● **Aim of the task**
Locate the lines of the listing below that hold "Bloomberg", then copy each of them.

● **Given data**
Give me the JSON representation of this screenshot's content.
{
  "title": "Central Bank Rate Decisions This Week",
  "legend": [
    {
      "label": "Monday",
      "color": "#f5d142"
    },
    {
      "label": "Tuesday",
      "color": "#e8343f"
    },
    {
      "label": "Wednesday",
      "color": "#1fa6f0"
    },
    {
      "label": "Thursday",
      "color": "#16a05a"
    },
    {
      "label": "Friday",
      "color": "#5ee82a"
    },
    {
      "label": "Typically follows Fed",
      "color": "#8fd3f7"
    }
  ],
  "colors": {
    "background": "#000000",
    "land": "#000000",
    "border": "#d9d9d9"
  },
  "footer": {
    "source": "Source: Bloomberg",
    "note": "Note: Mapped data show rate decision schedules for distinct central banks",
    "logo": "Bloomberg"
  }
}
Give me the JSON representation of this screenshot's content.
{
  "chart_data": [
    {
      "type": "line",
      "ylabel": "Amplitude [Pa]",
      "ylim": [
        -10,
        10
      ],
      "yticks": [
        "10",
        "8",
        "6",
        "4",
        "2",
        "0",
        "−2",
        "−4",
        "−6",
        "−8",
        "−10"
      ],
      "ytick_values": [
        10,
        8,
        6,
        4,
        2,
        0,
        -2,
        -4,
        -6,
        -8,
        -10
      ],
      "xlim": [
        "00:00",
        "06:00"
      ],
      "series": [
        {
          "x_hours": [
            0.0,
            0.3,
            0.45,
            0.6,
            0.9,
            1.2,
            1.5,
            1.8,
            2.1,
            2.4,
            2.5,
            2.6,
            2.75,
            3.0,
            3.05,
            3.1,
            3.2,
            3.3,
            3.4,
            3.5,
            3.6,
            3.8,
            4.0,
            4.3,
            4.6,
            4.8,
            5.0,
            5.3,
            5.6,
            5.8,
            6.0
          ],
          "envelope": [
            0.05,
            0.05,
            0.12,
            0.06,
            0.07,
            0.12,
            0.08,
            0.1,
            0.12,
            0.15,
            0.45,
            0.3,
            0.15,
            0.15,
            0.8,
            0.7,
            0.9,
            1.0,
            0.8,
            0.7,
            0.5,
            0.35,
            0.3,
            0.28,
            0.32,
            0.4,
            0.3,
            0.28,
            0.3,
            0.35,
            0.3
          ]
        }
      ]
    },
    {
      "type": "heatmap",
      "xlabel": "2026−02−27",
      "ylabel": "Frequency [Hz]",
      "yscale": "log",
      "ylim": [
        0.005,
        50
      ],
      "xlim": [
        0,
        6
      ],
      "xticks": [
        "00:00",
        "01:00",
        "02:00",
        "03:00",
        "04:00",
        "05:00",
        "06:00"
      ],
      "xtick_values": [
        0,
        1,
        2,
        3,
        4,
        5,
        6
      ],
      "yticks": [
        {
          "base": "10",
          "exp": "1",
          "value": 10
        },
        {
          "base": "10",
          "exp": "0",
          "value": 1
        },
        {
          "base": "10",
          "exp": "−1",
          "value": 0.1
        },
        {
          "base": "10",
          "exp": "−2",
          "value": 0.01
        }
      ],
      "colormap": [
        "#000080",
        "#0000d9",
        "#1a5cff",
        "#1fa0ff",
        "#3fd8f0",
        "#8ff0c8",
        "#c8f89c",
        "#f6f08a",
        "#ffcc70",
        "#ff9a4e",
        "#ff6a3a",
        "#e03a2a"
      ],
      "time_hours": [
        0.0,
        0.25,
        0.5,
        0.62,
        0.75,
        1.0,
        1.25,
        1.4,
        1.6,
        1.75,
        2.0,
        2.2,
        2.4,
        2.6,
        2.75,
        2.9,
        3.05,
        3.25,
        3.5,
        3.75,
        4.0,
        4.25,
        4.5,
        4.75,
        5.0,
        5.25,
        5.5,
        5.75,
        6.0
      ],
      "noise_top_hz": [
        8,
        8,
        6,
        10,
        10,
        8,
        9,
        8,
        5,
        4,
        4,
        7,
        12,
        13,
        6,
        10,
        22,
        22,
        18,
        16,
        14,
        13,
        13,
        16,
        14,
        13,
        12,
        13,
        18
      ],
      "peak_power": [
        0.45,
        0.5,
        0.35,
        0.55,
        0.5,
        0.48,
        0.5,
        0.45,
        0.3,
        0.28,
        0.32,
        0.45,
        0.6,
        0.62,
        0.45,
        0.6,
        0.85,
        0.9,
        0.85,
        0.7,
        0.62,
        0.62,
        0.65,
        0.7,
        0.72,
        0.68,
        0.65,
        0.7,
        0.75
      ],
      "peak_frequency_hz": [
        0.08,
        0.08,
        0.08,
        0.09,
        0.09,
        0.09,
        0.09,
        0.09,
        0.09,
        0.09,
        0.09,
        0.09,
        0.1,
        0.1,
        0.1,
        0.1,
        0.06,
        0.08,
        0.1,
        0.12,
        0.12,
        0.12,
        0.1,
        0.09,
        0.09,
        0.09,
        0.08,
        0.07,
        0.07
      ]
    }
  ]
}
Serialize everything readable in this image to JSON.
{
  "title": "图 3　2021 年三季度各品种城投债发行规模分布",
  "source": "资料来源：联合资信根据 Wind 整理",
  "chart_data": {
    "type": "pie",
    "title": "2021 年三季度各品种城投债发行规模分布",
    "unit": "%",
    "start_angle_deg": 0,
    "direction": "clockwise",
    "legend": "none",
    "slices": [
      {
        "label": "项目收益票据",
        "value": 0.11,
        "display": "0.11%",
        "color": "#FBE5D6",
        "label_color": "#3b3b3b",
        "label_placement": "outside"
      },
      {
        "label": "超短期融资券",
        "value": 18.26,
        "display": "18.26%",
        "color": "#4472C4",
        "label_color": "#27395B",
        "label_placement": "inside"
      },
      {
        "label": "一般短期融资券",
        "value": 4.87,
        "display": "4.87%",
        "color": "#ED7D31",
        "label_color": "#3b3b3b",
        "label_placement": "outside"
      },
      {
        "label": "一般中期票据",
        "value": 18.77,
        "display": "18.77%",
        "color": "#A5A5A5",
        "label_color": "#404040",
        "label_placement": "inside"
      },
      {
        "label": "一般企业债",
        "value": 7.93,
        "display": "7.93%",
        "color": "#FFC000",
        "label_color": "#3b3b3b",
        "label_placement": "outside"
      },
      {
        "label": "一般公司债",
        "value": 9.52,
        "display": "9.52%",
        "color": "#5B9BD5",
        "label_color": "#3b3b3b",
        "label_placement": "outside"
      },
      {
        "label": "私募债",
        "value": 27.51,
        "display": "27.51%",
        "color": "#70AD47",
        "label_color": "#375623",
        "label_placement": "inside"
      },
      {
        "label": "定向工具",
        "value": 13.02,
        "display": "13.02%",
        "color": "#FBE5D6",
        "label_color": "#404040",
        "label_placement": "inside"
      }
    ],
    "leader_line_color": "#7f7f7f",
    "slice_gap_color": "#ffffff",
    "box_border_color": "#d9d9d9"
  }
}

● **The result**
    "source": "Source: Bloomberg",
    "logo": "Bloomberg"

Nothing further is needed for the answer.